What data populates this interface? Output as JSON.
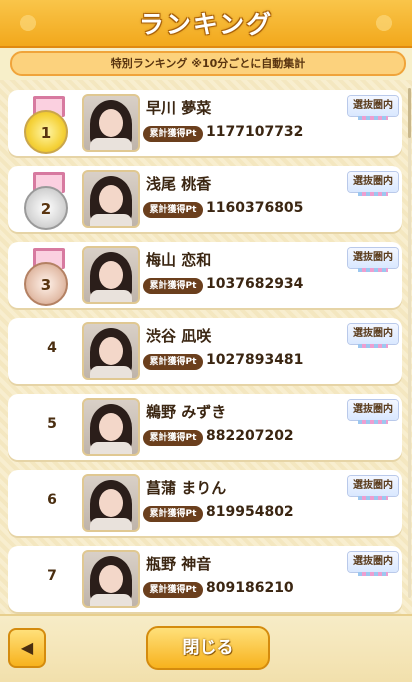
{
  "header": {
    "title": "ランキング"
  },
  "subtitle": "特別ランキング ※10分ごとに自動集計",
  "pt_label": "累計獲得Pt",
  "badge_label": "選抜圏内",
  "entries": [
    {
      "rank": "1",
      "medal": "gold",
      "name": "早川 夢菜",
      "points": "1177107732"
    },
    {
      "rank": "2",
      "medal": "silver",
      "name": "浅尾 桃香",
      "points": "1160376805"
    },
    {
      "rank": "3",
      "medal": "bronze",
      "name": "梅山 恋和",
      "points": "1037682934"
    },
    {
      "rank": "4",
      "medal": "",
      "name": "渋谷 凪咲",
      "points": "1027893481"
    },
    {
      "rank": "5",
      "medal": "",
      "name": "鵜野 みずき",
      "points": "882207202"
    },
    {
      "rank": "6",
      "medal": "",
      "name": "菖蒲 まりん",
      "points": "819954802"
    },
    {
      "rank": "7",
      "medal": "",
      "name": "瓶野 神音",
      "points": "809186210"
    }
  ],
  "footer": {
    "back_icon": "◀",
    "close_label": "閉じる"
  }
}
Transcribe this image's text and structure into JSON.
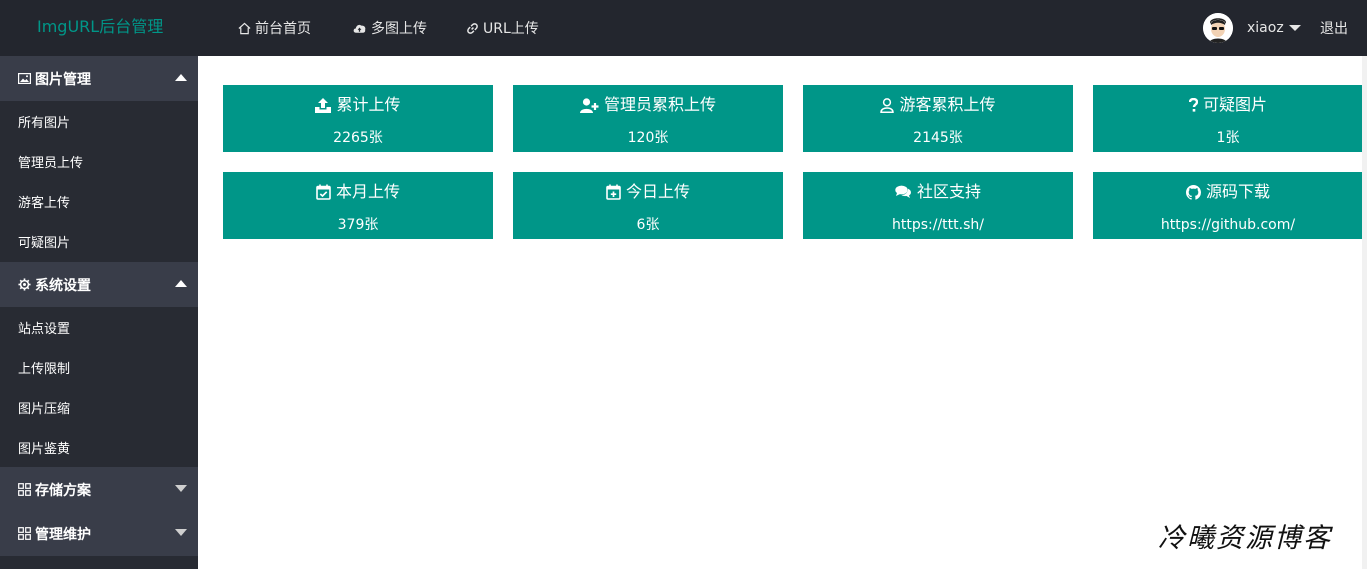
{
  "header": {
    "logo": "ImgURL后台管理",
    "nav": [
      {
        "label": "前台首页",
        "icon": "home-icon"
      },
      {
        "label": "多图上传",
        "icon": "cloud-upload-icon"
      },
      {
        "label": "URL上传",
        "icon": "link-icon"
      }
    ],
    "username": "xiaoz",
    "logout": "退出"
  },
  "sidebar": {
    "sections": [
      {
        "label": "图片管理",
        "icon": "image-icon",
        "expanded": true,
        "items": [
          "所有图片",
          "管理员上传",
          "游客上传",
          "可疑图片"
        ]
      },
      {
        "label": "系统设置",
        "icon": "gear-icon",
        "expanded": true,
        "items": [
          "站点设置",
          "上传限制",
          "图片压缩",
          "图片鉴黄"
        ]
      },
      {
        "label": "存储方案",
        "icon": "apps-icon",
        "expanded": false,
        "items": []
      },
      {
        "label": "管理维护",
        "icon": "apps-icon",
        "expanded": false,
        "items": []
      }
    ]
  },
  "cards": [
    {
      "title": "累计上传",
      "value": "2265张",
      "icon": "upload-icon"
    },
    {
      "title": "管理员累积上传",
      "value": "120张",
      "icon": "user-plus-icon"
    },
    {
      "title": "游客累积上传",
      "value": "2145张",
      "icon": "user-icon"
    },
    {
      "title": "可疑图片",
      "value": "1张",
      "icon": "question-icon"
    },
    {
      "title": "本月上传",
      "value": "379张",
      "icon": "calendar-check-icon"
    },
    {
      "title": "今日上传",
      "value": "6张",
      "icon": "calendar-plus-icon"
    },
    {
      "title": "社区支持",
      "value": "https://ttt.sh/",
      "icon": "comments-icon"
    },
    {
      "title": "源码下载",
      "value": "https://github.com/",
      "icon": "github-icon"
    }
  ],
  "watermark": "冷曦资源博客",
  "colors": {
    "accent": "#009688",
    "topbar": "#23262e",
    "sidebar": "#282b33",
    "sidebar_header": "#393d49"
  }
}
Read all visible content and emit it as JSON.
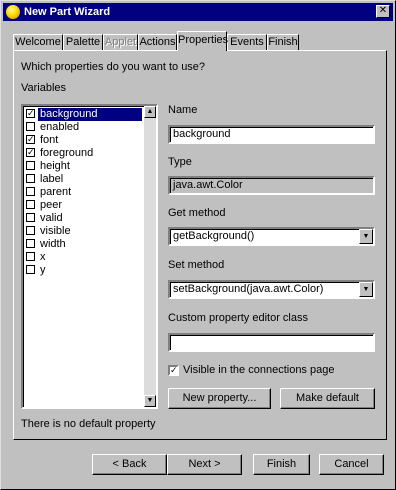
{
  "window": {
    "title": "New Part Wizard",
    "close_glyph": "✕"
  },
  "tabs": [
    {
      "label": "Welcome",
      "state": "normal"
    },
    {
      "label": "Palette",
      "state": "normal"
    },
    {
      "label": "Applet",
      "state": "disabled"
    },
    {
      "label": "Actions",
      "state": "normal"
    },
    {
      "label": "Properties",
      "state": "active"
    },
    {
      "label": "Events",
      "state": "normal"
    },
    {
      "label": "Finish",
      "state": "normal"
    }
  ],
  "panel": {
    "question": "Which properties do you want to use?",
    "variables_label": "Variables",
    "variables": [
      {
        "name": "background",
        "checked": true,
        "selected": true
      },
      {
        "name": "enabled",
        "checked": false
      },
      {
        "name": "font",
        "checked": true
      },
      {
        "name": "foreground",
        "checked": true
      },
      {
        "name": "height",
        "checked": false
      },
      {
        "name": "label",
        "checked": false
      },
      {
        "name": "parent",
        "checked": false
      },
      {
        "name": "peer",
        "checked": false
      },
      {
        "name": "valid",
        "checked": false
      },
      {
        "name": "visible",
        "checked": false
      },
      {
        "name": "width",
        "checked": false
      },
      {
        "name": "x",
        "checked": false
      },
      {
        "name": "y",
        "checked": false
      }
    ],
    "checkmark": "✓",
    "scroll_up_glyph": "▲",
    "scroll_down_glyph": "▼",
    "name_label": "Name",
    "name_value": "background",
    "type_label": "Type",
    "type_value": "java.awt.Color",
    "get_method_label": "Get method",
    "get_method_value": "getBackground()",
    "set_method_label": "Set method",
    "set_method_value": "setBackground(java.awt.Color)",
    "dropdown_glyph": "▼",
    "editor_class_label": "Custom property editor class",
    "editor_class_value": "",
    "visible_connections_label": "Visible in the connections page",
    "visible_connections_checked": true,
    "new_property_button": "New property...",
    "make_default_button": "Make default",
    "default_status": "There is no default property"
  },
  "footer": {
    "back_button": "< Back",
    "next_button": "Next >",
    "finish_button": "Finish",
    "cancel_button": "Cancel"
  }
}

Goal: Work through the data and report how many of its lines hold the word "question", giving only the figure.

Written solution: 2